**DIRECTIONS**. Select the lines of the records containing the word "your" and list them.

**Data records**.
==*==

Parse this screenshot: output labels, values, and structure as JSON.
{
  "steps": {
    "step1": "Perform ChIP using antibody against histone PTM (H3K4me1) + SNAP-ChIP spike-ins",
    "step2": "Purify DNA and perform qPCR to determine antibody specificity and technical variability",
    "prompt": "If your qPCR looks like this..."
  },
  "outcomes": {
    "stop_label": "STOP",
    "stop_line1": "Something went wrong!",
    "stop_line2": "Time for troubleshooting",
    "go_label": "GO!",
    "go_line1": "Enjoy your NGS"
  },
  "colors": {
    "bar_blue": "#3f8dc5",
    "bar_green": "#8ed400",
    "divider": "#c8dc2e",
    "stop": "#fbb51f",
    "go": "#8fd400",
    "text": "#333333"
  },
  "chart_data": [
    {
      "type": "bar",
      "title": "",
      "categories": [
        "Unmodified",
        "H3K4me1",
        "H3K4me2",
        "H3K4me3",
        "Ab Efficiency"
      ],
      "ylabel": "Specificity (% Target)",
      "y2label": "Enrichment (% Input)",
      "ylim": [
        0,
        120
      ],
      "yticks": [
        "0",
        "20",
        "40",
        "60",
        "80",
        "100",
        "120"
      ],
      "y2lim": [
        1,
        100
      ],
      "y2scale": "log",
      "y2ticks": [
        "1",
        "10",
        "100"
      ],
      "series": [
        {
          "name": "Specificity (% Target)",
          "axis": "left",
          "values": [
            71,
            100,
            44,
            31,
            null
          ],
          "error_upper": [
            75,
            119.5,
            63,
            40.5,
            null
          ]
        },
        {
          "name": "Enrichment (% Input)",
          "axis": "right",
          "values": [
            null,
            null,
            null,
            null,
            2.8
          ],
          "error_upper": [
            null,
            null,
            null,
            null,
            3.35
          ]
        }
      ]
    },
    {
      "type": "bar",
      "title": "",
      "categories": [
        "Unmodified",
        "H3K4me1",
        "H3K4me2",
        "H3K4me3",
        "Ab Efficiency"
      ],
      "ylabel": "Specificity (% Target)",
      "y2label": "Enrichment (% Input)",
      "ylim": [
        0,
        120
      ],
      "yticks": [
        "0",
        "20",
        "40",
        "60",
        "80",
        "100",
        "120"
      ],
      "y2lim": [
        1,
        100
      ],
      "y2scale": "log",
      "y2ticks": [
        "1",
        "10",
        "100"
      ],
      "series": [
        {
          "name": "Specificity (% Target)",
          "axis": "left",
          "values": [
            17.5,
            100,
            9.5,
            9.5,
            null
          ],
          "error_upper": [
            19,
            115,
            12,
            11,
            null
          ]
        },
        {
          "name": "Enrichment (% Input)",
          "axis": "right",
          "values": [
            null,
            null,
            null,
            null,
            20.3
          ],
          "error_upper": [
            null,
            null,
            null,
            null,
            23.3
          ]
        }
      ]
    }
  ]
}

==*==

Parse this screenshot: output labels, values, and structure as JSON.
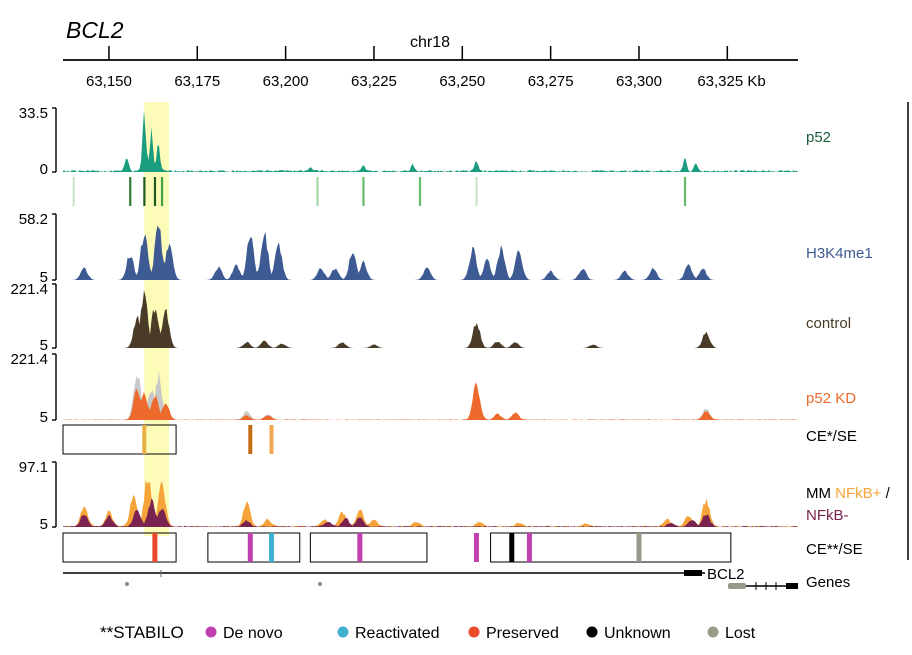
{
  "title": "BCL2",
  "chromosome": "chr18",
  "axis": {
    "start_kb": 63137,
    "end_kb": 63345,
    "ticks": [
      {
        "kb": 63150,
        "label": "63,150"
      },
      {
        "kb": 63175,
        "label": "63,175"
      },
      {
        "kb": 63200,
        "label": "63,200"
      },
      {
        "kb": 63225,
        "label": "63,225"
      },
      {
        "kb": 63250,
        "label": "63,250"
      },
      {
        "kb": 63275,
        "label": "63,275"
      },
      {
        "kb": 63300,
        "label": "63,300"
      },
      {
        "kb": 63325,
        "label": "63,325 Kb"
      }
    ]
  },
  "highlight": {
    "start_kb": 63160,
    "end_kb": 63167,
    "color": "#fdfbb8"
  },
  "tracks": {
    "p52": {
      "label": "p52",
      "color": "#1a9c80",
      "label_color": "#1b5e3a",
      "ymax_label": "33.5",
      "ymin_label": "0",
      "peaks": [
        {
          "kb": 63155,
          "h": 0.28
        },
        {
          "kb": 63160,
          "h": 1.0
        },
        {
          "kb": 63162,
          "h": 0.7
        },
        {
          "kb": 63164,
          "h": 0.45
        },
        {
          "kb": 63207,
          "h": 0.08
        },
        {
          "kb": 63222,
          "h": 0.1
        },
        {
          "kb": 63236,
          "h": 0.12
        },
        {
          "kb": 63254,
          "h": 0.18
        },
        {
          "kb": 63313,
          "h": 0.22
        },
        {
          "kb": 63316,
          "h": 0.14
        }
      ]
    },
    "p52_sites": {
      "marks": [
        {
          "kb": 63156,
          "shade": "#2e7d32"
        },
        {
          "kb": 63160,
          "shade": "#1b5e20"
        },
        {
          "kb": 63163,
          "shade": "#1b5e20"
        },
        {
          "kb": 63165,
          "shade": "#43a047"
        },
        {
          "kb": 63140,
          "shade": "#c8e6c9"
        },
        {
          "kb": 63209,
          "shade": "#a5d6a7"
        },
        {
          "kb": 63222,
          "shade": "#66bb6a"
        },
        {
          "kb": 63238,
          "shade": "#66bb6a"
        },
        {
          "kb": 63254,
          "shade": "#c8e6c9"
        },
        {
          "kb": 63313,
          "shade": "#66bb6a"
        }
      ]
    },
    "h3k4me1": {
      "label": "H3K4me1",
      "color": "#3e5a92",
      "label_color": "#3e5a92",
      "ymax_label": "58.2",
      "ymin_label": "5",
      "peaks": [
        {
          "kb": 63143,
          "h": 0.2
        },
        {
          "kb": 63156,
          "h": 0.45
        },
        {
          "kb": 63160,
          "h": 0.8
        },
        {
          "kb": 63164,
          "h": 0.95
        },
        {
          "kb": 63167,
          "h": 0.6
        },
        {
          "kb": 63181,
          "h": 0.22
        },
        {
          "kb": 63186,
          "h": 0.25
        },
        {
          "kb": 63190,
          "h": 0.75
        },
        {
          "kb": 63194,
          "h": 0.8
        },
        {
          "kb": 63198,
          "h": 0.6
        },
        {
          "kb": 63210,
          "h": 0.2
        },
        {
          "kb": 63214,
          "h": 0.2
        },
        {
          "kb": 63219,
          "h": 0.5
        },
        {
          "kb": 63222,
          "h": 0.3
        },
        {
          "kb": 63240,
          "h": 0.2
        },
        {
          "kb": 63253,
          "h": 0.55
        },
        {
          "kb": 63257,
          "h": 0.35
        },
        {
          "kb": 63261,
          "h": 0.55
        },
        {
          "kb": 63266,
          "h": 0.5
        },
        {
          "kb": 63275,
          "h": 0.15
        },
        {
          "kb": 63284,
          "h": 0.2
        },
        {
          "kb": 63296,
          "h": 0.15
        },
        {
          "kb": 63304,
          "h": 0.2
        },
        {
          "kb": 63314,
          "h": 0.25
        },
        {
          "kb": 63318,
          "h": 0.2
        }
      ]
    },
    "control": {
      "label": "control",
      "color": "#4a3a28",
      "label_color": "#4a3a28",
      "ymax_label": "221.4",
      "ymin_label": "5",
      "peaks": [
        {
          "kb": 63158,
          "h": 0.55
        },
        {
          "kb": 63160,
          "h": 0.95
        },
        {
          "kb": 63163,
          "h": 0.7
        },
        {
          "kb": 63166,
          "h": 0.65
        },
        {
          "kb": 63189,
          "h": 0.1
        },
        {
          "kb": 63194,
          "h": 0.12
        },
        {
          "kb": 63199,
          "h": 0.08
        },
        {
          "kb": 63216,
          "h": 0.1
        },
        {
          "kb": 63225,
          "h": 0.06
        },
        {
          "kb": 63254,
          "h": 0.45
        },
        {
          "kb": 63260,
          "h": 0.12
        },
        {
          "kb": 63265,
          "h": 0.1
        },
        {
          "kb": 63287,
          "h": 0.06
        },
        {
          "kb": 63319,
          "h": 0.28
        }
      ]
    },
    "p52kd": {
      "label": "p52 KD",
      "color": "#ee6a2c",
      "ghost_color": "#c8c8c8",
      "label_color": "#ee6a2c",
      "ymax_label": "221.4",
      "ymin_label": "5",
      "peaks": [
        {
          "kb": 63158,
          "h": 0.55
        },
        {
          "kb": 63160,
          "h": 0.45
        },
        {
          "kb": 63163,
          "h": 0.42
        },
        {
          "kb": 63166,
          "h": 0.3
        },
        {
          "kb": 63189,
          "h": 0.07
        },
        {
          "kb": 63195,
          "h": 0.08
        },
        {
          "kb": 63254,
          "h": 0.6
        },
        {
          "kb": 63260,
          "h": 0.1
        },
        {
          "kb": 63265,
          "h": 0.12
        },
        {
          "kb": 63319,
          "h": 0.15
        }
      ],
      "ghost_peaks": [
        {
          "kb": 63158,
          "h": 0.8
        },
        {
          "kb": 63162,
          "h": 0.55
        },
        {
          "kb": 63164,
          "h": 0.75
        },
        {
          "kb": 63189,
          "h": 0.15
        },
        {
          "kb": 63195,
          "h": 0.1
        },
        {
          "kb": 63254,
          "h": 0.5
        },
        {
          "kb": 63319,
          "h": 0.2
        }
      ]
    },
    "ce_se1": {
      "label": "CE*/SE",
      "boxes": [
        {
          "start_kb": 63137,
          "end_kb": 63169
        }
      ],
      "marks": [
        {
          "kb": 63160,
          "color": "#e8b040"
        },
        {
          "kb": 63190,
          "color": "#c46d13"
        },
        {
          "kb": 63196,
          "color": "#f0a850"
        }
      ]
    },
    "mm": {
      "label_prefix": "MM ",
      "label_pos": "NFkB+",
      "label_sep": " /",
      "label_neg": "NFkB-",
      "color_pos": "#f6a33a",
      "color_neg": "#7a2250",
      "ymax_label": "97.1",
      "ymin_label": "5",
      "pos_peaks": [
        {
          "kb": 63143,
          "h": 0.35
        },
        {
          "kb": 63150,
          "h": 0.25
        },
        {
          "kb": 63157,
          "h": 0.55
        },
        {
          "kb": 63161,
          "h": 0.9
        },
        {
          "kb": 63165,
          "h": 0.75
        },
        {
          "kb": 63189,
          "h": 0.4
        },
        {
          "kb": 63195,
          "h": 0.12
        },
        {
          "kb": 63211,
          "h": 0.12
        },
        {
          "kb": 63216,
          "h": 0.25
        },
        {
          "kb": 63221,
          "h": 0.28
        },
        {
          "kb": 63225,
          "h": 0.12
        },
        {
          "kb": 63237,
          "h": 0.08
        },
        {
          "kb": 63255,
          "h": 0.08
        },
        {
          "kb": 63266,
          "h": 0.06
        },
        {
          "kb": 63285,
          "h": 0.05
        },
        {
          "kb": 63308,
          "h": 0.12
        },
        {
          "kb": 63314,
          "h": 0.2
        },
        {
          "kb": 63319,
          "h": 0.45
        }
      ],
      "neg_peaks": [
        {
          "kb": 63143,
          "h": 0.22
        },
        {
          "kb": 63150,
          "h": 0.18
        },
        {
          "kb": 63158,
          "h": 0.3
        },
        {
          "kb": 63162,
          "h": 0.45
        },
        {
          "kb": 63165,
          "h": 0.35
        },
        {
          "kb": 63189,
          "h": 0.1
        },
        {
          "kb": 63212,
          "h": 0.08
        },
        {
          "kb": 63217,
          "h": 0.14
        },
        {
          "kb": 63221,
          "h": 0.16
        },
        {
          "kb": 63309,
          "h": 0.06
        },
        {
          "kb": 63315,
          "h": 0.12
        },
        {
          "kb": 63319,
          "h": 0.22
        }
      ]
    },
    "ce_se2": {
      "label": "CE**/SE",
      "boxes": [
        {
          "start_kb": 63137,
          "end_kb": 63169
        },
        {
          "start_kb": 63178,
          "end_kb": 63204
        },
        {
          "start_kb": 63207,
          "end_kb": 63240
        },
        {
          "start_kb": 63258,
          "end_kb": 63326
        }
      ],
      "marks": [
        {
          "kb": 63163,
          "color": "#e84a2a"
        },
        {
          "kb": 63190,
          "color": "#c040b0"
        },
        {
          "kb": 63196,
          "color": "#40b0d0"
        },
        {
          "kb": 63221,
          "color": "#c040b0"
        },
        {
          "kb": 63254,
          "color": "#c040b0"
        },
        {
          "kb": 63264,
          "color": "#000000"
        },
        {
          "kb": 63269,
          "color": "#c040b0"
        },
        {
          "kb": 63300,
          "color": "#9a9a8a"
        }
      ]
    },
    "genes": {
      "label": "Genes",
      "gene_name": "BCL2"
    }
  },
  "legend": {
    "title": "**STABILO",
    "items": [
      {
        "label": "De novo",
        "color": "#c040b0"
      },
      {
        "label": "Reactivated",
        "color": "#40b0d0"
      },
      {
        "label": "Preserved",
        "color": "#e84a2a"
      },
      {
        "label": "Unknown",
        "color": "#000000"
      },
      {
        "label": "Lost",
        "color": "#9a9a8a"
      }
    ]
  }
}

==*==

**RESPONSE BOX**.
    "prompt": "If your qPCR looks like this..."
    "go_line1": "Enjoy your NGS"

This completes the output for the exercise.